Set problem> Pick out each line containing the string "houses" and copy it.

Entries>
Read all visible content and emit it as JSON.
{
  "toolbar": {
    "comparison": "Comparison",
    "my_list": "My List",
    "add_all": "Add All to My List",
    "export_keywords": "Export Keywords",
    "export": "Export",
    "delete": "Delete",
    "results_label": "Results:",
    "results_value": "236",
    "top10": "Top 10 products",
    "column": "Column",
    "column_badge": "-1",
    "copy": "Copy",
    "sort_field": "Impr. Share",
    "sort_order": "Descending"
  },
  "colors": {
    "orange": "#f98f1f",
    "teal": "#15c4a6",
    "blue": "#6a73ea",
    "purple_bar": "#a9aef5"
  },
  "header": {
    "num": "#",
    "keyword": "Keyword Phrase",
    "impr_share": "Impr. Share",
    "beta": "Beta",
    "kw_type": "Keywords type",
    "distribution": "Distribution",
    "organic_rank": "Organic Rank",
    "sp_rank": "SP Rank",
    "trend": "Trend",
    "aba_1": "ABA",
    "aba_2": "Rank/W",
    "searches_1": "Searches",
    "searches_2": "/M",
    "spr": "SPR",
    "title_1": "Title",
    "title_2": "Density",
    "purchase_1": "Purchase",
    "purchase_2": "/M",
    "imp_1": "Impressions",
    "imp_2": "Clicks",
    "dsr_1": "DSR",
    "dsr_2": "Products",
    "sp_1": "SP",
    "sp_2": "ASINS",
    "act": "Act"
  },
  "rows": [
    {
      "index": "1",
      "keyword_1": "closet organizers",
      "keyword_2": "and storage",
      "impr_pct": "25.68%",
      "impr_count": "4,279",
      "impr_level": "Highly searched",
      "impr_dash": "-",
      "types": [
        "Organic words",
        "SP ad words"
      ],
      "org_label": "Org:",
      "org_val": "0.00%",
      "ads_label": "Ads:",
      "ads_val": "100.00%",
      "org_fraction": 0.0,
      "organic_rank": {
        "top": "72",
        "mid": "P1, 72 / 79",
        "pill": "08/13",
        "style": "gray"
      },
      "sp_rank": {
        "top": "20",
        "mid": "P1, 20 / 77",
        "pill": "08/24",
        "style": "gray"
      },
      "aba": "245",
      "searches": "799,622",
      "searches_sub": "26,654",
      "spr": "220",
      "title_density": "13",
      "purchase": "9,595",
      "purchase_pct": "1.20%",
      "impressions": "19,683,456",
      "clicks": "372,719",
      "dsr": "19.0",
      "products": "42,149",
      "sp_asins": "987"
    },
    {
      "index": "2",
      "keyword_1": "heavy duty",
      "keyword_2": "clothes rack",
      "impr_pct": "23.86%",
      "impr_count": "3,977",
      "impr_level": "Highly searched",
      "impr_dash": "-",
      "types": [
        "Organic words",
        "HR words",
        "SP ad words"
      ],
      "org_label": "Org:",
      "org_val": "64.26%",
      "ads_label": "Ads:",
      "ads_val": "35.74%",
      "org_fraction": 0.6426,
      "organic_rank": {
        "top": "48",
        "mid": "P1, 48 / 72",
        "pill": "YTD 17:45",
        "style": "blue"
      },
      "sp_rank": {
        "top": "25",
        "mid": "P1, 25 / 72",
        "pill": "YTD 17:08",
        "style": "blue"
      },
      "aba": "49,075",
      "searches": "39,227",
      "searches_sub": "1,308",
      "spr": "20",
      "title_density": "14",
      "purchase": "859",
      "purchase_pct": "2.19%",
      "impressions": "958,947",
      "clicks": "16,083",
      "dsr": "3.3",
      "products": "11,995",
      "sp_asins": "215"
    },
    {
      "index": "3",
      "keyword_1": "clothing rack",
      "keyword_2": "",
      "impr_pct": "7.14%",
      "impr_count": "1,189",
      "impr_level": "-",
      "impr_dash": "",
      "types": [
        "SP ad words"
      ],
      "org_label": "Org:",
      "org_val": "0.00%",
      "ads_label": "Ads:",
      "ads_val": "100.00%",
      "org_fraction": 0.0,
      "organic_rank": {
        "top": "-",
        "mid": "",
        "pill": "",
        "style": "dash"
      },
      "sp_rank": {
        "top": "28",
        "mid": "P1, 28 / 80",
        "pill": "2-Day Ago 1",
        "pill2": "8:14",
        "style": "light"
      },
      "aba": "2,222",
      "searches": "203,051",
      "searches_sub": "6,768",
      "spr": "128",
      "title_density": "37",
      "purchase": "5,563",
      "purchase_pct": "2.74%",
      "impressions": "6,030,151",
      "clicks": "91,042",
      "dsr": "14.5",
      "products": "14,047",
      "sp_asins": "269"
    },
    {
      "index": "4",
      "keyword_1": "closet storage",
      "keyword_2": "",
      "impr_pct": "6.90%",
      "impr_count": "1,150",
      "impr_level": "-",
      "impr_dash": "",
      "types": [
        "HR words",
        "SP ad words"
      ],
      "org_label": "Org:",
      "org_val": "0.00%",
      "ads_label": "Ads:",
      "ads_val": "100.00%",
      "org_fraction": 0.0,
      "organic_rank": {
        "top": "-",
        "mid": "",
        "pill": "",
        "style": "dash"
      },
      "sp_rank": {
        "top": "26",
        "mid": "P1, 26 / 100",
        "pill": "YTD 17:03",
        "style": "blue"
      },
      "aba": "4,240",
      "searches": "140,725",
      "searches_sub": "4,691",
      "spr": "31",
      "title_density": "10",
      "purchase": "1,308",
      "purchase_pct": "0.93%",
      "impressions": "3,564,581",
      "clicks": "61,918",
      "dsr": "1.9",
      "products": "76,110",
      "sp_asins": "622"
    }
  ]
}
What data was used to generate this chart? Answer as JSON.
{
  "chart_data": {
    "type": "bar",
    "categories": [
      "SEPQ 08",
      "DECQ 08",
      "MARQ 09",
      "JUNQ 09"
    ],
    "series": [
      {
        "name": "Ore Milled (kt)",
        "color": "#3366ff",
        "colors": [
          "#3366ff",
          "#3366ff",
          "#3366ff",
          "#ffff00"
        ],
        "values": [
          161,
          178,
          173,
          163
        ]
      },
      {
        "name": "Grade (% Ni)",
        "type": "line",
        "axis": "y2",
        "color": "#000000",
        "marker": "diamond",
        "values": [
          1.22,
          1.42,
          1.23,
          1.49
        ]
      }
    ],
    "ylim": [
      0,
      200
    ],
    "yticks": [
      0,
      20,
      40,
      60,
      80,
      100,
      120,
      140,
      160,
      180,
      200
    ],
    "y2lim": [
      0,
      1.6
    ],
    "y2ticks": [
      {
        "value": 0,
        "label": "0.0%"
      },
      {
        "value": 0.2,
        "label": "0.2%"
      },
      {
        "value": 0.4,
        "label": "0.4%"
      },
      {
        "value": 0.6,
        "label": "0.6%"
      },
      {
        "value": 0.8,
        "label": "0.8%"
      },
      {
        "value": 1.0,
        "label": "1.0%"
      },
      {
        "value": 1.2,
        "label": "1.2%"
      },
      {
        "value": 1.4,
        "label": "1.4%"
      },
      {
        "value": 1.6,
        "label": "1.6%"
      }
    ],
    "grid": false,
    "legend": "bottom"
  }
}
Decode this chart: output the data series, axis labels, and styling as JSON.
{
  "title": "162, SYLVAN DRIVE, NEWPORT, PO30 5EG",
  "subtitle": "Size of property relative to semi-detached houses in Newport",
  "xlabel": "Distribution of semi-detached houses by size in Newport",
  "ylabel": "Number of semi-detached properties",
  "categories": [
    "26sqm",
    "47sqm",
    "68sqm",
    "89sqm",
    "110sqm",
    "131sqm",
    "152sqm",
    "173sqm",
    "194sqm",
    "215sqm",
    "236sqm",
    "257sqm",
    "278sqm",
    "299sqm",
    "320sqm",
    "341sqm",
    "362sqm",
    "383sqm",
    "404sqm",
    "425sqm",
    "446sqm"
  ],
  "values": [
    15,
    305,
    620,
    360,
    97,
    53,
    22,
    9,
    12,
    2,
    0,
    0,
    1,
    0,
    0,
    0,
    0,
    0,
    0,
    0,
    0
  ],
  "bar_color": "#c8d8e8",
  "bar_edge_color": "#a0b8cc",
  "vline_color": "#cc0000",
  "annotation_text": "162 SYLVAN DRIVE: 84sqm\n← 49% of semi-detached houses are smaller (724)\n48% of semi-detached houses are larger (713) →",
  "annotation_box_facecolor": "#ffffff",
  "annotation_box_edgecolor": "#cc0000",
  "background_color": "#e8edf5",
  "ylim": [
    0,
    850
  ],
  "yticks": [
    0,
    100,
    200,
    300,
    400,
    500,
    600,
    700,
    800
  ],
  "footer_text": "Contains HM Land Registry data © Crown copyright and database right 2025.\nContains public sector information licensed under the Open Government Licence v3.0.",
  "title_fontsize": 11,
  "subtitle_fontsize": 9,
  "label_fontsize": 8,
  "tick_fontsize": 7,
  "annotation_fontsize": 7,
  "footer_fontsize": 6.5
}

Response to the task>
  "subtitle": "Size of property relative to semi-detached houses in Newport",
  "xlabel": "Distribution of semi-detached houses by size in Newport",
  "annotation_text": "162 SYLVAN DRIVE: 84sqm\n← 49% of semi-detached houses are smaller (724)\n48% of semi-detached houses are larger (713) →",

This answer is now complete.